• Exercise directions:
How many lines of the records below contain the word "Meteorology"? Answer with the number alone.

• Raw records:
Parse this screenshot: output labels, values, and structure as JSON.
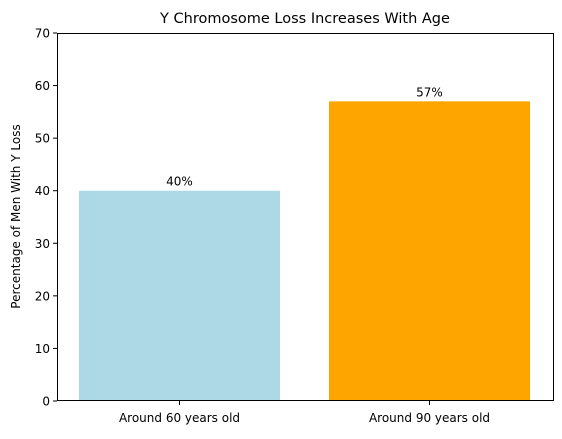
{
  "chart_data": {
    "type": "bar",
    "title": "Y Chromosome Loss Increases With Age",
    "xlabel": "",
    "ylabel": "Percentage of Men With Y Loss",
    "categories": [
      "Around 60 years old",
      "Around 90 years old"
    ],
    "values": [
      40,
      57
    ],
    "data_labels": [
      "40%",
      "57%"
    ],
    "colors": [
      "#add8e6",
      "#ffa500"
    ],
    "ylim": [
      0,
      70
    ],
    "yticks": [
      0,
      10,
      20,
      30,
      40,
      50,
      60,
      70
    ],
    "grid": false,
    "legend": "none"
  }
}
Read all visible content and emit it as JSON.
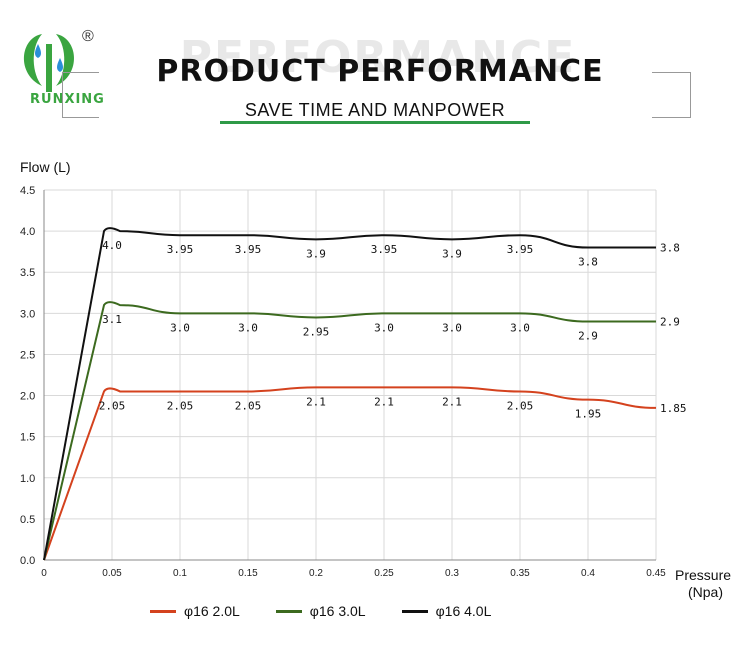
{
  "brand": {
    "name": "RUNXING",
    "registered": "®"
  },
  "header": {
    "watermark": "PERFORMANCE",
    "title": "PRODUCT PERFORMANCE",
    "subtitle": "SAVE TIME AND MANPOWER"
  },
  "colors": {
    "accent": "#2e9a47",
    "red": "#d4421e",
    "green": "#3c6a1f",
    "black": "#111111",
    "grid": "#d9d9d9"
  },
  "chart_data": {
    "type": "line",
    "title": "PRODUCT PERFORMANCE",
    "ylabel": "Flow (L)",
    "xlabel": "Pressure (Npa)",
    "xlabel_line1": "Pressure",
    "xlabel_line2": "(Npa)",
    "xlim": [
      0,
      0.45
    ],
    "ylim": [
      0,
      4.5
    ],
    "x_ticks": [
      "0",
      "0.05",
      "0.1",
      "0.15",
      "0.2",
      "0.25",
      "0.3",
      "0.35",
      "0.4",
      "0.45"
    ],
    "y_ticks": [
      "0.0",
      "0.5",
      "1.0",
      "1.5",
      "2.0",
      "2.5",
      "3.0",
      "3.5",
      "4.0",
      "4.5"
    ],
    "grid": true,
    "x": [
      0.05,
      0.1,
      0.15,
      0.2,
      0.25,
      0.3,
      0.35,
      0.4,
      0.45
    ],
    "series": [
      {
        "name": "φ16  2.0L",
        "color": "#d4421e",
        "values": [
          2.05,
          2.05,
          2.05,
          2.1,
          2.1,
          2.1,
          2.05,
          1.95,
          1.85
        ],
        "labels": [
          "2.05",
          "2.05",
          "2.05",
          "2.1",
          "2.1",
          "2.1",
          "2.05",
          "1.95",
          "1.85"
        ]
      },
      {
        "name": "φ16  3.0L",
        "color": "#3c6a1f",
        "values": [
          3.1,
          3.0,
          3.0,
          2.95,
          3.0,
          3.0,
          3.0,
          2.9,
          2.9
        ],
        "labels": [
          "3.1",
          "3.0",
          "3.0",
          "2.95",
          "3.0",
          "3.0",
          "3.0",
          "2.9",
          "2.9"
        ]
      },
      {
        "name": "φ16  4.0L",
        "color": "#111111",
        "values": [
          4.0,
          3.95,
          3.95,
          3.9,
          3.95,
          3.9,
          3.95,
          3.8,
          3.8
        ],
        "labels": [
          "4.0",
          "3.95",
          "3.95",
          "3.9",
          "3.95",
          "3.9",
          "3.95",
          "3.8",
          "3.8"
        ]
      }
    ],
    "legend_position": "bottom"
  }
}
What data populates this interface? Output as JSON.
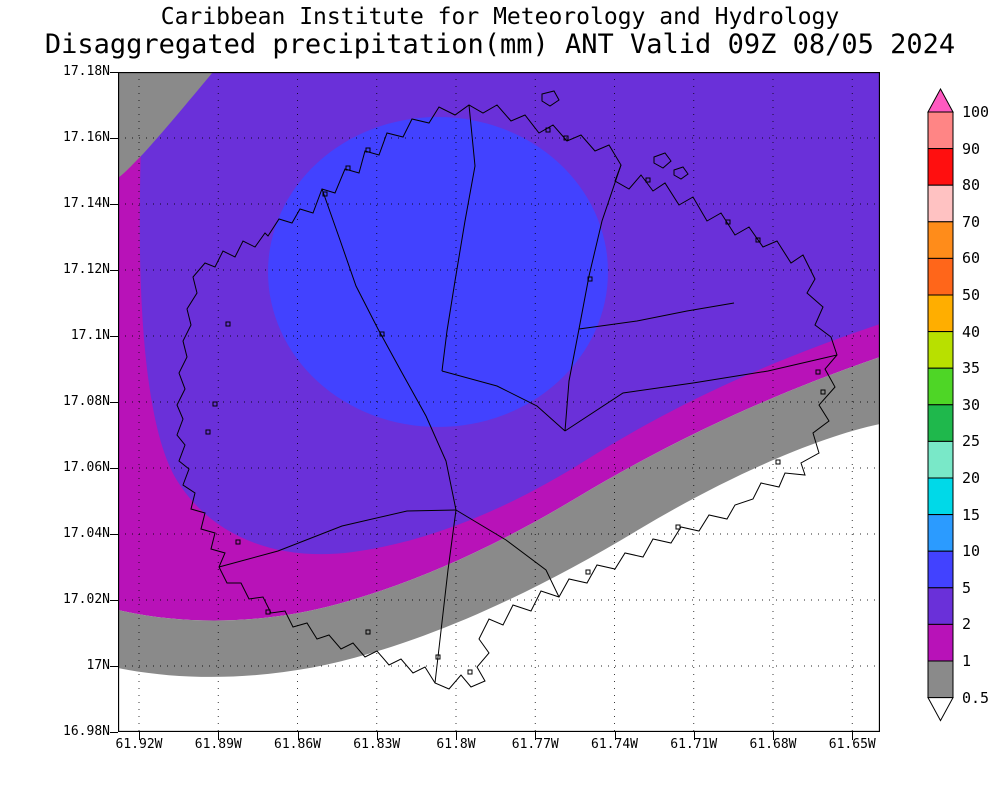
{
  "header": {
    "line1": "Caribbean Institute for Meteorology and Hydrology",
    "line2": "Disaggregated precipitation(mm) ANT Valid 09Z 08/05 2024"
  },
  "chart_data": {
    "type": "heatmap",
    "title": "Disaggregated precipitation(mm) ANT Valid 09Z 08/05 2024",
    "institution": "Caribbean Institute for Meteorology and Hydrology",
    "variable": "Disaggregated precipitation",
    "units": "mm",
    "region_code": "ANT",
    "valid_time": "09Z 08/05 2024",
    "grid": true,
    "legend_position": "right",
    "y_axis": {
      "ticks": [
        "17.18N",
        "17.16N",
        "17.14N",
        "17.12N",
        "17.1N",
        "17.08N",
        "17.06N",
        "17.04N",
        "17.02N",
        "17N",
        "16.98N"
      ],
      "range_deg_north": [
        16.98,
        17.18
      ]
    },
    "x_axis": {
      "ticks": [
        "61.92W",
        "61.89W",
        "61.86W",
        "61.83W",
        "61.8W",
        "61.77W",
        "61.74W",
        "61.71W",
        "61.68W",
        "61.65W"
      ],
      "range_deg_west": [
        61.92,
        61.65
      ]
    },
    "colorbar": {
      "levels": [
        "100",
        "90",
        "80",
        "70",
        "60",
        "50",
        "40",
        "35",
        "30",
        "25",
        "20",
        "15",
        "10",
        "5",
        "2",
        "1",
        "0.5"
      ],
      "segment_colors_top_to_bottom": [
        "#ff8585",
        "#ff0f0f",
        "#ffc2c2",
        "#ff8c1a",
        "#ff661a",
        "#ffae00",
        "#b8e000",
        "#4ed626",
        "#1fb84c",
        "#79e8c8",
        "#00d9e8",
        "#2b9bff",
        "#4242ff",
        "#6a30d9",
        "#b812b8",
        "#8a8a8a"
      ],
      "arrow_top_color": "#ff59c0",
      "arrow_bottom_color": "#ffffff"
    },
    "contour_fills": [
      {
        "level": "0.5-1 mm",
        "color": "#8a8a8a",
        "description": "diagonal band from east edge to southwest, plus northwest corner patch"
      },
      {
        "level": "1-2 mm",
        "color": "#b812b8",
        "description": "broad magenta area over west and central map"
      },
      {
        "level": "2-5 mm",
        "color": "#6a30d9",
        "description": "large violet region covering north, center and east"
      },
      {
        "level": "5-10 mm",
        "color": "#4242ff",
        "description": "blue oval maximum over north-central Antigua"
      }
    ]
  }
}
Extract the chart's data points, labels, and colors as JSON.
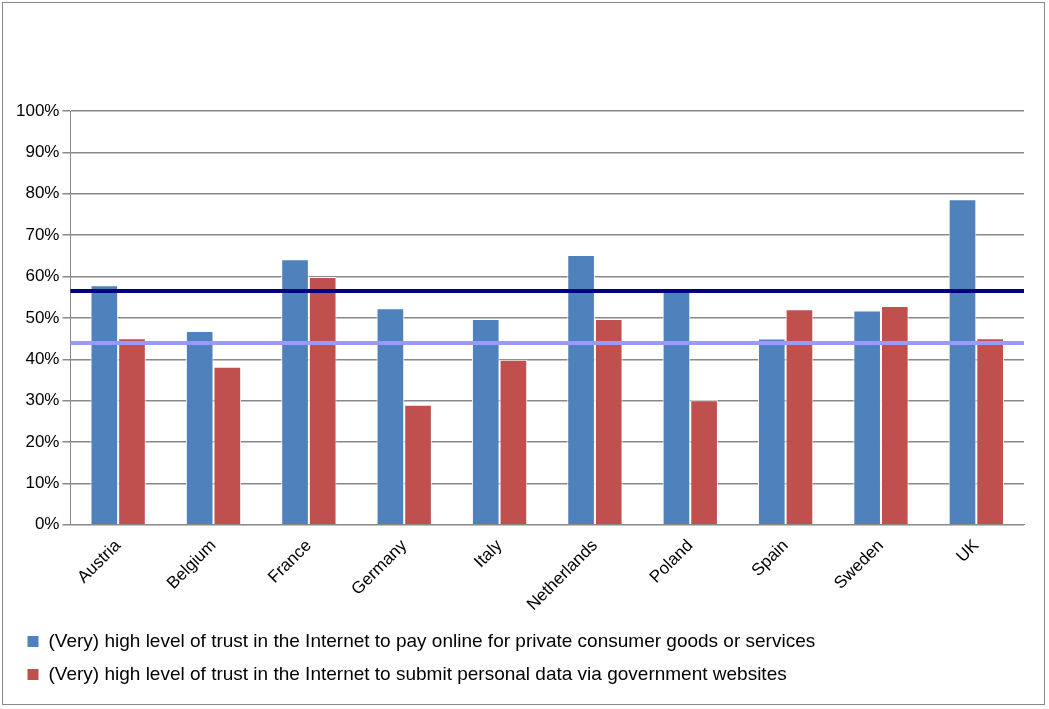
{
  "chart_data": {
    "type": "bar",
    "categories": [
      "Austria",
      "Belgium",
      "France",
      "Germany",
      "Italy",
      "Netherlands",
      "Poland",
      "Spain",
      "Sweden",
      "UK"
    ],
    "series": [
      {
        "name": "(Very) high level of trust in the Internet to pay online for private consumer goods or services",
        "color": "#4f81bd",
        "values": [
          57.9,
          46.8,
          64.2,
          52.3,
          49.7,
          65.2,
          56.5,
          45.0,
          51.8,
          78.7
        ]
      },
      {
        "name": "(Very) high level of trust in the Internet to submit personal data via government websites",
        "color": "#c0504d",
        "values": [
          45.1,
          38.2,
          59.9,
          29.0,
          39.9,
          49.7,
          30.1,
          52.1,
          52.9,
          45.1
        ]
      }
    ],
    "ylim": [
      0,
      100
    ],
    "yticks": [
      {
        "value": 0,
        "label": "0%"
      },
      {
        "value": 10,
        "label": "10%"
      },
      {
        "value": 20,
        "label": "20%"
      },
      {
        "value": 30,
        "label": "30%"
      },
      {
        "value": 40,
        "label": "40%"
      },
      {
        "value": 50,
        "label": "50%"
      },
      {
        "value": 60,
        "label": "60%"
      },
      {
        "value": 70,
        "label": "70%"
      },
      {
        "value": 80,
        "label": "80%"
      },
      {
        "value": 90,
        "label": "90%"
      },
      {
        "value": 100,
        "label": "100%"
      }
    ],
    "ref_lines": [
      {
        "axis": "y",
        "value": 56.5,
        "color": "#000080"
      },
      {
        "axis": "y",
        "value": 43.9,
        "color": "#9999ff"
      }
    ],
    "grid": "y",
    "legend": "bottom"
  }
}
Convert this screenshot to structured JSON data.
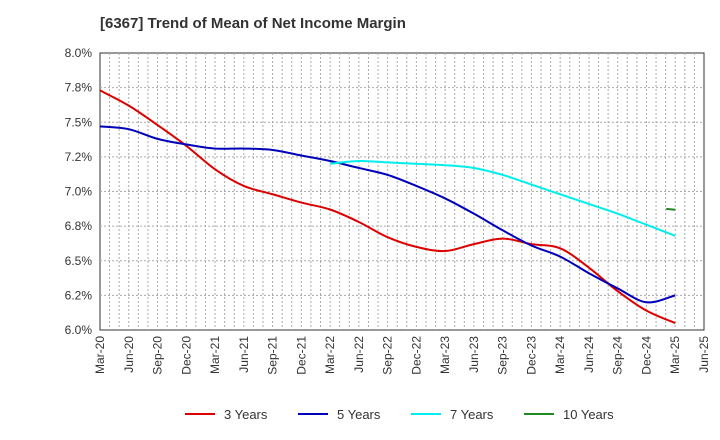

• Result:
2